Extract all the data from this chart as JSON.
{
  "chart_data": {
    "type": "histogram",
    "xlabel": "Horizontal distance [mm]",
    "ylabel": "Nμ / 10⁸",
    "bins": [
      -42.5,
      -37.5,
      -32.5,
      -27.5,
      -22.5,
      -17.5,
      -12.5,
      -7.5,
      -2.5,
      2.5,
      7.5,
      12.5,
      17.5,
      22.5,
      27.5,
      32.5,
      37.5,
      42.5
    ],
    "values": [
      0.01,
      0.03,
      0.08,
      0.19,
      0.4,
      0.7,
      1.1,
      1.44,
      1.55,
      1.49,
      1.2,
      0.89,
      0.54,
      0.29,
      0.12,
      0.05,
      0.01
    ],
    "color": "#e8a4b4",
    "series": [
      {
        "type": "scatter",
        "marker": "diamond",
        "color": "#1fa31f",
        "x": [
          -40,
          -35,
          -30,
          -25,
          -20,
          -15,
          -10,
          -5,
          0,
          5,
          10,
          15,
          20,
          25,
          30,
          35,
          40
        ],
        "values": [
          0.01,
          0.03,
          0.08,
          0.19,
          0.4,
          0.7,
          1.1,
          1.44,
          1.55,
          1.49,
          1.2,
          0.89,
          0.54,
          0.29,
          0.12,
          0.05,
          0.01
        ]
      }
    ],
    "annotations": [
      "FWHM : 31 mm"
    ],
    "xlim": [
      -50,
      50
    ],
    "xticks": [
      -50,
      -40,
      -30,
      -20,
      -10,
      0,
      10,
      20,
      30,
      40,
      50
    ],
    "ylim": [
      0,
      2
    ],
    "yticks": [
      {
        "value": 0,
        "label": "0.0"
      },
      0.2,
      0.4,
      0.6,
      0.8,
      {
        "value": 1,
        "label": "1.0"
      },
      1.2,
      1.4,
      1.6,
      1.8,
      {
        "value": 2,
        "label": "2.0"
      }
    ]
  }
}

* Problem to solve: Extract every line above exactly as it stands.

* Answer to this problem:
Extract all the data from this chart as JSON.
{
  "chart_data": {
    "type": "histogram",
    "xlabel": "Horizontal distance [mm]",
    "ylabel": "Nμ / 10⁸",
    "bins": [
      -42.5,
      -37.5,
      -32.5,
      -27.5,
      -22.5,
      -17.5,
      -12.5,
      -7.5,
      -2.5,
      2.5,
      7.5,
      12.5,
      17.5,
      22.5,
      27.5,
      32.5,
      37.5,
      42.5
    ],
    "values": [
      0.01,
      0.03,
      0.08,
      0.19,
      0.4,
      0.7,
      1.1,
      1.44,
      1.55,
      1.49,
      1.2,
      0.89,
      0.54,
      0.29,
      0.12,
      0.05,
      0.01
    ],
    "color": "#e8a4b4",
    "series": [
      {
        "type": "scatter",
        "marker": "diamond",
        "color": "#1fa31f",
        "x": [
          -40,
          -35,
          -30,
          -25,
          -20,
          -15,
          -10,
          -5,
          0,
          5,
          10,
          15,
          20,
          25,
          30,
          35,
          40
        ],
        "values": [
          0.01,
          0.03,
          0.08,
          0.19,
          0.4,
          0.7,
          1.1,
          1.44,
          1.55,
          1.49,
          1.2,
          0.89,
          0.54,
          0.29,
          0.12,
          0.05,
          0.01
        ]
      }
    ],
    "annotations": [
      "FWHM : 31 mm"
    ],
    "xlim": [
      -50,
      50
    ],
    "xticks": [
      -50,
      -40,
      -30,
      -20,
      -10,
      0,
      10,
      20,
      30,
      40,
      50
    ],
    "ylim": [
      0,
      2
    ],
    "yticks": [
      {
        "value": 0,
        "label": "0.0"
      },
      0.2,
      0.4,
      0.6,
      0.8,
      {
        "value": 1,
        "label": "1.0"
      },
      1.2,
      1.4,
      1.6,
      1.8,
      {
        "value": 2,
        "label": "2.0"
      }
    ]
  }
}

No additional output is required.